Saved data entries:

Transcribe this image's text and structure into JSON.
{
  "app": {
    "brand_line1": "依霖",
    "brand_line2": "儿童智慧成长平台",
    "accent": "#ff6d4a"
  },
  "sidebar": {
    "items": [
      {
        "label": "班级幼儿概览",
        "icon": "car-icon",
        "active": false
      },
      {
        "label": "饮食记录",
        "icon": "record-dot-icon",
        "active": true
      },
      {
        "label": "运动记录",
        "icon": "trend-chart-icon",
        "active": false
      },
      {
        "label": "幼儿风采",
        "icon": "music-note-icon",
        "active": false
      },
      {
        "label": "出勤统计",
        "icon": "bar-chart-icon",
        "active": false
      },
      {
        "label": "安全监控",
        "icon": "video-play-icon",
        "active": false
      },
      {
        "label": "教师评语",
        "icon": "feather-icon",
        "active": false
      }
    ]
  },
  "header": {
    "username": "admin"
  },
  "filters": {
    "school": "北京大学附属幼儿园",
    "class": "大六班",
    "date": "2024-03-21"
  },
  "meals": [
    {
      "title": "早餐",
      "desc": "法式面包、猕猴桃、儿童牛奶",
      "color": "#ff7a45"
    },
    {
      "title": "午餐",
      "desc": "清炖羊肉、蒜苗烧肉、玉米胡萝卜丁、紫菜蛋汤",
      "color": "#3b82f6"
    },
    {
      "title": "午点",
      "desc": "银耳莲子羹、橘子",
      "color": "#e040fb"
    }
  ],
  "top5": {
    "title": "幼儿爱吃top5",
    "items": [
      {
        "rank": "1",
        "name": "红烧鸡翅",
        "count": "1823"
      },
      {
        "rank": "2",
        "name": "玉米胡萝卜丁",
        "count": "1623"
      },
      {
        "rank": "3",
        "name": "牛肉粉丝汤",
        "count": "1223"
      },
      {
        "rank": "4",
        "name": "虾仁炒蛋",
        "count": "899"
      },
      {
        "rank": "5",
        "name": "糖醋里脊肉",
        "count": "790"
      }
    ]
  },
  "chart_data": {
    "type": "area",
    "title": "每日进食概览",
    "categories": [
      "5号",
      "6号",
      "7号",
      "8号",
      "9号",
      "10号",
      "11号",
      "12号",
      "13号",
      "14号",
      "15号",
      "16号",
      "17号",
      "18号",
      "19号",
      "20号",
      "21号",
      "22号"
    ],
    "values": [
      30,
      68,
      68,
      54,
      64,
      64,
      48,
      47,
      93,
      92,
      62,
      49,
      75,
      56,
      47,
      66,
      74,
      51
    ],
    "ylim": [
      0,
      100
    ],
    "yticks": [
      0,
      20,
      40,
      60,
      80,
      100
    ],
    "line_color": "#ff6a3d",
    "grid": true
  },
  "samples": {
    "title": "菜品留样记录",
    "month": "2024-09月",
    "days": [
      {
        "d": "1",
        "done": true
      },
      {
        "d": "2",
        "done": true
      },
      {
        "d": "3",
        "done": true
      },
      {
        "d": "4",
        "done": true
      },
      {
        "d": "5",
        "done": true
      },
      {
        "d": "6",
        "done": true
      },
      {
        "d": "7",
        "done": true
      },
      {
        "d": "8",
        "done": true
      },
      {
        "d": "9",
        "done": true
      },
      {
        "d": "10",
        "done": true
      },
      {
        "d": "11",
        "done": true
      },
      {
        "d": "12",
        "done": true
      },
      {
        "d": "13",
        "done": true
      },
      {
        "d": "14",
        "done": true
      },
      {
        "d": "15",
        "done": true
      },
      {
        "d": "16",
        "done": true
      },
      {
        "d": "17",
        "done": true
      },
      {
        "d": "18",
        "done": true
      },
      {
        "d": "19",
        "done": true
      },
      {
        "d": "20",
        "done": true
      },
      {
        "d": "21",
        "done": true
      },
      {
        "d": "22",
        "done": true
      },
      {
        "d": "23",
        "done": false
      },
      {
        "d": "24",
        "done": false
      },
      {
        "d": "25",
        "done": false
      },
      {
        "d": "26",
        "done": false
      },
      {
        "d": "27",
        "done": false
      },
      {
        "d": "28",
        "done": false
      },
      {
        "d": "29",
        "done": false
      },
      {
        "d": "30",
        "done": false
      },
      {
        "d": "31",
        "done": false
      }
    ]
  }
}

◆ **What to do**
Copy down every line of the material above that includes the string "title".

◆ **Exercise output**
      "title": "早餐",
      "title": "午餐",
      "title": "午点",
    "title": "幼儿爱吃top5",
    "title": "每日进食概览",
    "title": "菜品留样记录",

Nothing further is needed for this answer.